(Stored dataset items)
# # # # #

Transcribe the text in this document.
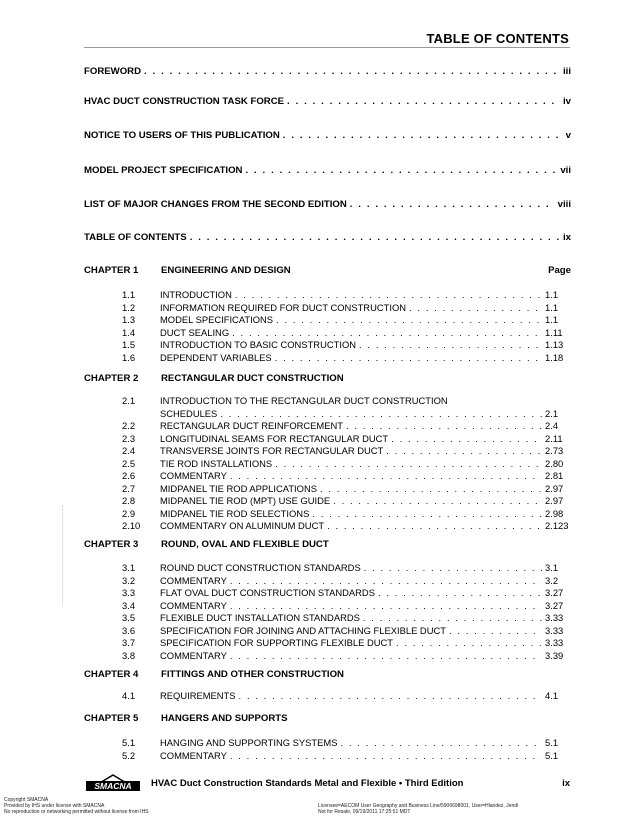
TABLE OF CONTENTS
FOREWORD . . .	iii
HVAC DUCT CONSTRUCTION TASK FORCE . . .	iv
NOTICE TO USERS OF THIS PUBLICATION . . .	v
MODEL PROJECT SPECIFICATION . . .	vii
LIST OF MAJOR CHANGES FROM THE SECOND EDITION . . .	viii
TABLE OF CONTENTS . . .	ix
CHAPTER 1 ENGINEERING AND DESIGN	Page
1.1	INTRODUCTION . . .	1.1
1.2	INFORMATION REQUIRED FOR DUCT CONSTRUCTION . . .	1.1
1.3	MODEL SPECIFICATIONS . . .	1.1
1.4	DUCT SEALING . . .	1.11
1.5	INTRODUCTION TO BASIC CONSTRUCTION . . .	1.13
1.6	DEPENDENT VARIABLES . . .	1.18
CHAPTER 2 RECTANGULAR DUCT CONSTRUCTION
2.1	INTRODUCTION TO THE RECTANGULAR DUCT CONSTRUCTION
SCHEDULES . . .	2.1
2.2	RECTANGULAR DUCT REINFORCEMENT . . .	2.4
2.3	LONGITUDINAL SEAMS FOR RECTANGULAR DUCT . . .	2.11
2.4	TRANSVERSE JOINTS FOR RECTANGULAR DUCT . . .	2.73
2.5	TIE ROD INSTALLATIONS . . .	2.80
2.6	COMMENTARY . . .	2.81
2.7	MIDPANEL TIE ROD APPLICATIONS . . .	2.97
2.8	MIDPANEL TIE ROD (MPT) USE GUIDE . . .	2.97
2.9	MIDPANEL TIE ROD SELECTIONS . . .	2.98
2.10	COMMENTARY ON ALUMINUM DUCT . . .	2.123
CHAPTER 3 ROUND, OVAL AND FLEXIBLE DUCT
3.1	ROUND DUCT CONSTRUCTION STANDARDS . . .	3.1
3.2	COMMENTARY . . .	3.2
3.3	FLAT OVAL DUCT CONSTRUCTION STANDARDS . . .	3.27
3.4	COMMENTARY . . .	3.27
3.5	FLEXIBLE DUCT INSTALLATION STANDARDS . . .	3.33
3.6	SPECIFICATION FOR JOINING AND ATTACHING FLEXIBLE DUCT . . .	3.33
3.7	SPECIFICATION FOR SUPPORTING FLEXIBLE DUCT . . .	3.33
3.8	COMMENTARY . . .	3.39
CHAPTER 4 FITTINGS AND OTHER CONSTRUCTION
4.1	REQUIREMENTS . . .	4.1
CHAPTER 5 HANGERS AND SUPPORTS
5.1	HANGING AND SUPPORTING SYSTEMS . . .	5.1
5.2	COMMENTARY . . .	5.1
SMACNA HVAC Duct Construction Standards Metal and Flexible • Third Edition	ix
Copyright SMACNA
Provided by IHS under license with SMACNA
No reproduction or networking permitted without license from IHS
Licensee=AECOM User Geography and Business Line/5906698001, User=Hlandez, Jendi
Not for Resale, 09/19/2011 17:25:51 MDT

# # # # #

▶ [Short exercise] Leave the pictures out and output the rest of the listing exactly.

▶ [The solution]
Transcribe the text in this document.
TABLE OF CONTENTS
FOREWORD . . .	iii
HVAC DUCT CONSTRUCTION TASK FORCE . . .	iv
NOTICE TO USERS OF THIS PUBLICATION . . .	v
MODEL PROJECT SPECIFICATION . . .	vii
LIST OF MAJOR CHANGES FROM THE SECOND EDITION . . .	viii
TABLE OF CONTENTS . . .	ix
CHAPTER 1 ENGINEERING AND DESIGN	Page
1.1	INTRODUCTION . . .	1.1
1.2	INFORMATION REQUIRED FOR DUCT CONSTRUCTION . . .	1.1
1.3	MODEL SPECIFICATIONS . . .	1.1
1.4	DUCT SEALING . . .	1.11
1.5	INTRODUCTION TO BASIC CONSTRUCTION . . .	1.13
1.6	DEPENDENT VARIABLES . . .	1.18
CHAPTER 2 RECTANGULAR DUCT CONSTRUCTION
2.1	INTRODUCTION TO THE RECTANGULAR DUCT CONSTRUCTION
SCHEDULES . . .	2.1
2.2	RECTANGULAR DUCT REINFORCEMENT . . .	2.4
2.3	LONGITUDINAL SEAMS FOR RECTANGULAR DUCT . . .	2.11
2.4	TRANSVERSE JOINTS FOR RECTANGULAR DUCT . . .	2.73
2.5	TIE ROD INSTALLATIONS . . .	2.80
2.6	COMMENTARY . . .	2.81
2.7	MIDPANEL TIE ROD APPLICATIONS . . .	2.97
2.8	MIDPANEL TIE ROD (MPT) USE GUIDE . . .	2.97
2.9	MIDPANEL TIE ROD SELECTIONS . . .	2.98
2.10	COMMENTARY ON ALUMINUM DUCT . . .	2.123
CHAPTER 3 ROUND, OVAL AND FLEXIBLE DUCT
3.1	ROUND DUCT CONSTRUCTION STANDARDS . . .	3.1
3.2	COMMENTARY . . .	3.2
3.3	FLAT OVAL DUCT CONSTRUCTION STANDARDS . . .	3.27
3.4	COMMENTARY . . .	3.27
3.5	FLEXIBLE DUCT INSTALLATION STANDARDS . . .	3.33
3.6	SPECIFICATION FOR JOINING AND ATTACHING FLEXIBLE DUCT . . .	3.33
3.7	SPECIFICATION FOR SUPPORTING FLEXIBLE DUCT . . .	3.33
3.8	COMMENTARY . . .	3.39
CHAPTER 4 FITTINGS AND OTHER CONSTRUCTION
4.1	REQUIREMENTS . . .	4.1
CHAPTER 5 HANGERS AND SUPPORTS
5.1	HANGING AND SUPPORTING SYSTEMS . . .	5.1
5.2	COMMENTARY . . .	5.1
SMACNA HVAC Duct Construction Standards Metal and Flexible • Third Edition	ix
Copyright SMACNA
Provided by IHS under license with SMACNA
No reproduction or networking permitted without license from IHS
Licensee=AECOM User Geography and Business Line/5906698001, User=Hlandez, Jendi
Not for Resale, 09/19/2011 17:25:51 MDT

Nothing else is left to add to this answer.